### Page

##############################

Mexican immigrants

SIGNIFICANCE:Mexican immigrants represent the largest minority ethnic group in the United States and differ from other immigrant groups in the nearness of their home country, which makes moving back and forth easier and makes their culture more visible within American society.

Mexico was originally inhabited by Indigenous peoples who originated in Asia many millennia before the first European explorers and settlers arrived in the Western Hemisphere. They developed advanced cultures that gave rise to civilizations such as those of the Aztec and Maya in what are now Mexico and Central America, which were responsible for impressive achievements in technology and mathematics. These civilizations were eventually conquered by Spain during the early sixteenth century. The Spanish introduced their language and the Roman Catholic religion to the original inhabitants of Mexico. Over time, the newcomers mixed with the Indigenous peoples and created the mestizo, or mixed-race, peoples who would become known as modern Mexicans.

Spanish Mexico, or New Spain, extended well into the southwestern parts of what is now the United States, and those regions became part of Mexico when that country won its independence in 1821. However, American settlers wrested Texas from Mexico during the 1830s, and the American victory in the Mexican War of 1846–48 cost Mexico the present-day states of California, Arizona, New Mexico, and parts of what would become other US states. In one stroke, the Treaty of Guadalupe Hidalgo that settled the war transformed about eighty-five thousand Mexican citizens into the largest minority ethnic group in US territory.

##############################

### Written exercise 1
Write out the whole passage on Mexican immigrants word for word.
The passage on Mexican immigrants and the rows that follow are unrelated material.

##############################

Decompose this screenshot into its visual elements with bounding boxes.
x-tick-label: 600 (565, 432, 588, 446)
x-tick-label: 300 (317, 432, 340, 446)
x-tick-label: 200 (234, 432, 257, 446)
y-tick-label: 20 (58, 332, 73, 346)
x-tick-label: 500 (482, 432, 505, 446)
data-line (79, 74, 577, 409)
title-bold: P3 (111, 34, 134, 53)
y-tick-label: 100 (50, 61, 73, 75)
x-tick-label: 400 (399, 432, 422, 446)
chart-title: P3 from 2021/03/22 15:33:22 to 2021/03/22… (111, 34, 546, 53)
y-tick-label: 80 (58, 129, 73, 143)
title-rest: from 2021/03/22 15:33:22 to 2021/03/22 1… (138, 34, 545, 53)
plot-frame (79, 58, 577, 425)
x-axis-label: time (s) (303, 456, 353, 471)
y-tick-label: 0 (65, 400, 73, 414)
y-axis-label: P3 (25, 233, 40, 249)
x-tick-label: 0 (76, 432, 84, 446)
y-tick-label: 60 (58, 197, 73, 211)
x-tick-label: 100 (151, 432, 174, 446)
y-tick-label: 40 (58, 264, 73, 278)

##############################

### Written exercise 2
Give again, word for word, the rows from the first one up to and including the one with "x-tick-label: 400 (399, 432, 422, 446)".

### Written response 1
Mexican immigrants

SIGNIFICANCE:Mexican immigrants represent the largest minority ethnic group in the United States and differ from other immigrant groups in the nearness of their home country, which makes moving back and forth easier and makes their culture more visible within American society.

Mexico was originally inhabited by Indigenous peoples who originated in Asia many millennia before the first European explorers and settlers arrived in the Western Hemisphere. They developed advanced cultures that gave rise to civilizations such as those of the Aztec and Maya in what are now Mexico and Central America, which were responsible for impressive achievements in technology and mathematics. These civilizations were eventually conquered by Spain during the early sixteenth century. The Spanish introduced their language and the Roman Catholic religion to the original inhabitants of Mexico. Over time, the newcomers mixed with the Indigenous peoples and created the mestizo, or mixed-race, peoples who would become known as modern Mexicans.

Spanish Mexico, or New Spain, extended well into the southwestern parts of what is now the United States, and those regions became part of Mexico when that country won its independence in 1821. However, American settlers wrested Texas from Mexico during the 1830s, and the American victory in the Mexican War of 1846–48 cost Mexico the present-day states of California, Arizona, New Mexico, and parts of what would become other US states. In one stroke, the Treaty of Guadalupe Hidalgo that settled the war transformed about eighty-five thousand Mexican citizens into the largest minority ethnic group in US territory.

### Written response 2
Decompose this screenshot into its visual elements with bounding boxes.
x-tick-label: 600 (565, 432, 588, 446)
x-tick-label: 300 (317, 432, 340, 446)
x-tick-label: 200 (234, 432, 257, 446)
y-tick-label: 20 (58, 332, 73, 346)
x-tick-label: 500 (482, 432, 505, 446)
data-line (79, 74, 577, 409)
title-bold: P3 (111, 34, 134, 53)
y-tick-label: 100 (50, 61, 73, 75)
x-tick-label: 400 (399, 432, 422, 446)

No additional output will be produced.